§ **PETUNJUK TUGAS**: Salin ulang baris-baris dari baris yang memuat "average-bar-stres [129,547,145,643]" sampai dengan baris yang memuat "caret-down-icon [845,193,858,200]", persis seperti tertulis.

§ **DATA YANG DIBERIKAN**:

..............................

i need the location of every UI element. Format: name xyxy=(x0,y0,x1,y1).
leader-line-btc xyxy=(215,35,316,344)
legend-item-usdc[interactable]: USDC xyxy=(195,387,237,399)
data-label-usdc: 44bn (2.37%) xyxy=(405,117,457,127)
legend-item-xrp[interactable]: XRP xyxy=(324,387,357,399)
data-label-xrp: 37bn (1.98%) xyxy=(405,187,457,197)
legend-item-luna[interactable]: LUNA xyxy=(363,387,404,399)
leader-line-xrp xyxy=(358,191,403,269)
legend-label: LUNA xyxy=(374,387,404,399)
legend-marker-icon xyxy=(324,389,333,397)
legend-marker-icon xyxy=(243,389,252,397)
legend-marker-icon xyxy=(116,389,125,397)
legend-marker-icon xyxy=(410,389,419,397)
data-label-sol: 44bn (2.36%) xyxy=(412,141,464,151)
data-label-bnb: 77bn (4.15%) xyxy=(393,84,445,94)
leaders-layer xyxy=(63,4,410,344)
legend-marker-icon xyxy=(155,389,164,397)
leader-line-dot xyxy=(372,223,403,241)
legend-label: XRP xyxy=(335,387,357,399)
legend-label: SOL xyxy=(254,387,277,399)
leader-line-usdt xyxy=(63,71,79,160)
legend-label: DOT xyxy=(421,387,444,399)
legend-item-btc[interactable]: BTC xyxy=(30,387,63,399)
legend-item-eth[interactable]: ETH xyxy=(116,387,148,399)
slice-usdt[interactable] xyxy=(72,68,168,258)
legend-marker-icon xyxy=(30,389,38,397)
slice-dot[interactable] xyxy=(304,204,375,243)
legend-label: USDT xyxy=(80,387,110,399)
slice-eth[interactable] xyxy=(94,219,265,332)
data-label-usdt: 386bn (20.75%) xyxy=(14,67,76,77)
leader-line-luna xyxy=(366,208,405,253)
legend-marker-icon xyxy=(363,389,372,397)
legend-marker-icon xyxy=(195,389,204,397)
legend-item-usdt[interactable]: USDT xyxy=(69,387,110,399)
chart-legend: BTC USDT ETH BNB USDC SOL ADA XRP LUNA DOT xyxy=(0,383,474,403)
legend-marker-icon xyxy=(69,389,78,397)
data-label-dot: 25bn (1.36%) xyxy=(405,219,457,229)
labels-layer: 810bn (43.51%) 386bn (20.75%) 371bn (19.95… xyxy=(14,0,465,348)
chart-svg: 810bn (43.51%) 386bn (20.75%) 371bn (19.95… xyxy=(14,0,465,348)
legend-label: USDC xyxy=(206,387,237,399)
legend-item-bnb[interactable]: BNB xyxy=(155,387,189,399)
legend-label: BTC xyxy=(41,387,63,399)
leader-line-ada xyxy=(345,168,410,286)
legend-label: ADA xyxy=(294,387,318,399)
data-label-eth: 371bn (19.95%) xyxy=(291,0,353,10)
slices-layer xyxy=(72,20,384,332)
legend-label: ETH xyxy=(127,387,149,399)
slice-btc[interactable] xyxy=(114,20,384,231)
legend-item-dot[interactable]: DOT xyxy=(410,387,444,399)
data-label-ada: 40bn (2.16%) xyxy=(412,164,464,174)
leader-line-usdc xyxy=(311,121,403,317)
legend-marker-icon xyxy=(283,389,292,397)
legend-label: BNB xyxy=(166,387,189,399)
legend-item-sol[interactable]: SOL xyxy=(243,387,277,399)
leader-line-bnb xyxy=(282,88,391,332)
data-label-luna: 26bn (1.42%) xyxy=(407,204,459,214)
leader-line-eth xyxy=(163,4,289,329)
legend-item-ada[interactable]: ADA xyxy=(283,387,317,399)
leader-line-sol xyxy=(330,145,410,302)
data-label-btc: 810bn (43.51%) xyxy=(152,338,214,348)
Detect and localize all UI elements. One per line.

..............................

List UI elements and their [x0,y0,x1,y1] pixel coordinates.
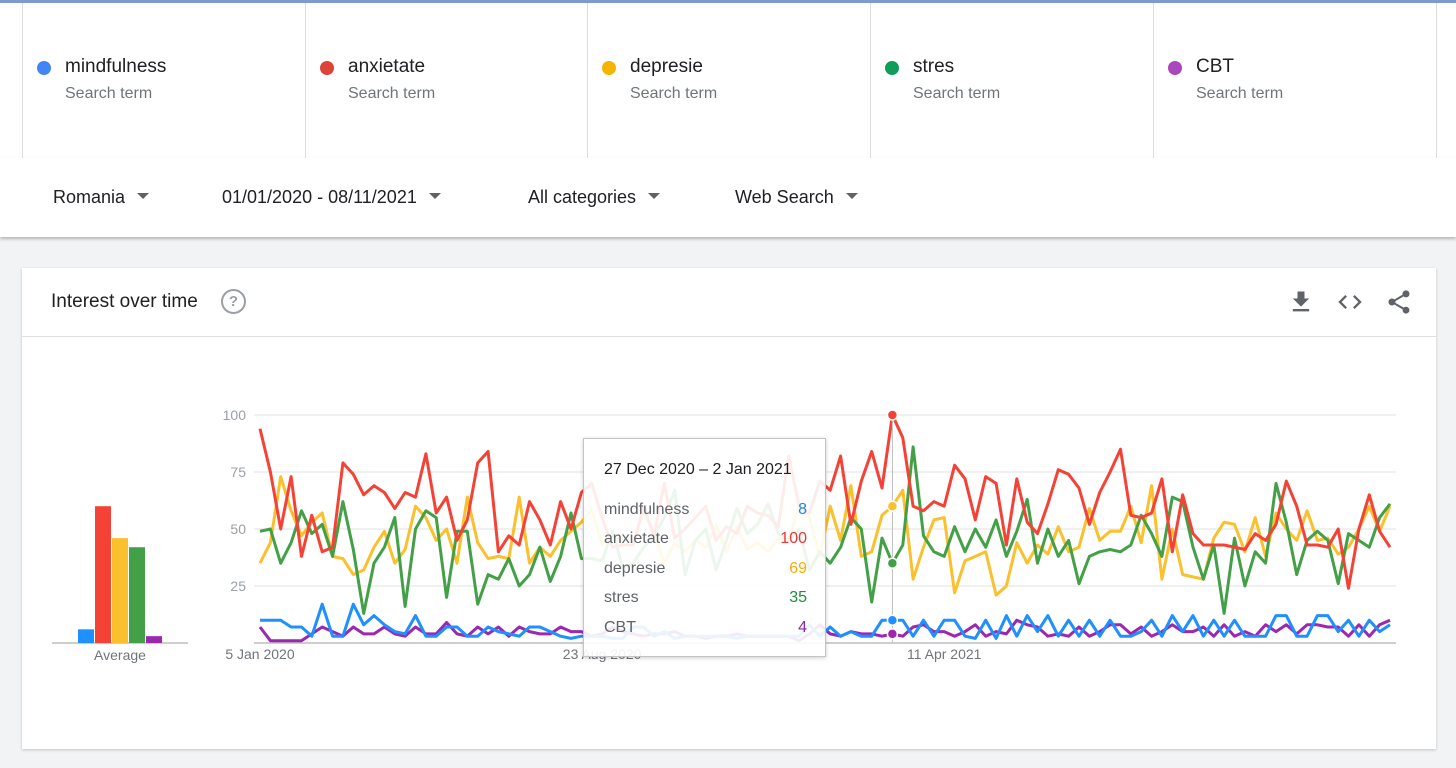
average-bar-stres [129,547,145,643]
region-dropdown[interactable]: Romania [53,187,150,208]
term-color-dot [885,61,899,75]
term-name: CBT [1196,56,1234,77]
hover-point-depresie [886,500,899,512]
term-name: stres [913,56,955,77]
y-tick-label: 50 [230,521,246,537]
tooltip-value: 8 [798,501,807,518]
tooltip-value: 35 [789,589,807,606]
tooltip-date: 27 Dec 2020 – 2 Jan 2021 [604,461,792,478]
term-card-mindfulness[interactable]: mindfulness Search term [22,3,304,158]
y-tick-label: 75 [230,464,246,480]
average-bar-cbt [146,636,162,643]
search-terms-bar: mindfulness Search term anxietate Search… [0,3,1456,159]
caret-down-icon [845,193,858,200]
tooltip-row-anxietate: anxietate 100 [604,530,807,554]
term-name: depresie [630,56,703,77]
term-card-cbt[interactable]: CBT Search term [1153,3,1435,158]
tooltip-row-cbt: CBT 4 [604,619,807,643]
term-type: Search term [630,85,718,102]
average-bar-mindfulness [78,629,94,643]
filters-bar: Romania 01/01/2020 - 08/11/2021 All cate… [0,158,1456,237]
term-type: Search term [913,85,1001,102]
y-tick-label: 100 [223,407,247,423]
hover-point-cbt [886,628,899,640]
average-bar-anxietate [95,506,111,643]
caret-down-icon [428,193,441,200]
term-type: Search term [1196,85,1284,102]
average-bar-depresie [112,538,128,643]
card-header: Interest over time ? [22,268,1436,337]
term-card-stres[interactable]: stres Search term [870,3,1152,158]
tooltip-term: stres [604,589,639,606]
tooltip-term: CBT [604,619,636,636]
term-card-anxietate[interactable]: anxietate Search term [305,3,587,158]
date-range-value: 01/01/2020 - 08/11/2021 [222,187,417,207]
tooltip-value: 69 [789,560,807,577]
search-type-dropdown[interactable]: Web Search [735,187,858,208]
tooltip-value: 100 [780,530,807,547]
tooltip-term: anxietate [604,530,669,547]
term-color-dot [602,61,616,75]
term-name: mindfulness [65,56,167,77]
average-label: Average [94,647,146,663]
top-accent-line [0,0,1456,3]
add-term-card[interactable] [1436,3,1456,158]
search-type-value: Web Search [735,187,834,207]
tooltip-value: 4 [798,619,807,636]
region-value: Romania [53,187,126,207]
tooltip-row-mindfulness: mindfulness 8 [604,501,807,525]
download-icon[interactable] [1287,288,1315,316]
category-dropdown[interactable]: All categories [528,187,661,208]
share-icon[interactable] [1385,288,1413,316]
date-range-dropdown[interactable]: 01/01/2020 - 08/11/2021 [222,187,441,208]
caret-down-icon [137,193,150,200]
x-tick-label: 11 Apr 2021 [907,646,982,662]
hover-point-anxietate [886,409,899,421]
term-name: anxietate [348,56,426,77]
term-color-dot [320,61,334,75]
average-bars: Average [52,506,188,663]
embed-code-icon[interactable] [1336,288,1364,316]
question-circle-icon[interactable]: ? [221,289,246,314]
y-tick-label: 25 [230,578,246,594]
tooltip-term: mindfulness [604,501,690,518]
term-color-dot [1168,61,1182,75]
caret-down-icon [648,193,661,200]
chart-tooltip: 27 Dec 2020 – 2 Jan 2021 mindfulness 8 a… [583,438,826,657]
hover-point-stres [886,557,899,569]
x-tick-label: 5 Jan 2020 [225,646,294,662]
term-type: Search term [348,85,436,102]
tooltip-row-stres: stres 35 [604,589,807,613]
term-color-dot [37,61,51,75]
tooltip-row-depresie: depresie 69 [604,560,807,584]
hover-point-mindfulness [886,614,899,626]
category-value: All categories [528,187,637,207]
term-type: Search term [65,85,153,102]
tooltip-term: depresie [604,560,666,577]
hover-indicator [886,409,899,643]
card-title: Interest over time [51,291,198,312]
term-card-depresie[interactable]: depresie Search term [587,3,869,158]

..............................

§ **JAWABAN TUGAS**:
average-bar-stres [129,547,145,643]
region-dropdown[interactable]: Romania [53,187,150,208]
term-color-dot [885,61,899,75]
term-name: CBT [1196,56,1234,77]
hover-point-depresie [886,500,899,512]
term-name: stres [913,56,955,77]
y-tick-label: 50 [230,521,246,537]
tooltip-value: 8 [798,501,807,518]
tooltip-value: 35 [789,589,807,606]
tooltip-date: 27 Dec 2020 – 2 Jan 2021 [604,461,792,478]
term-card-mindfulness[interactable]: mindfulness Search term [22,3,304,158]
y-tick-label: 75 [230,464,246,480]
average-bar-cbt [146,636,162,643]
search-terms-bar: mindfulness Search term anxietate Search… [0,3,1456,159]
caret-down-icon [845,193,858,200]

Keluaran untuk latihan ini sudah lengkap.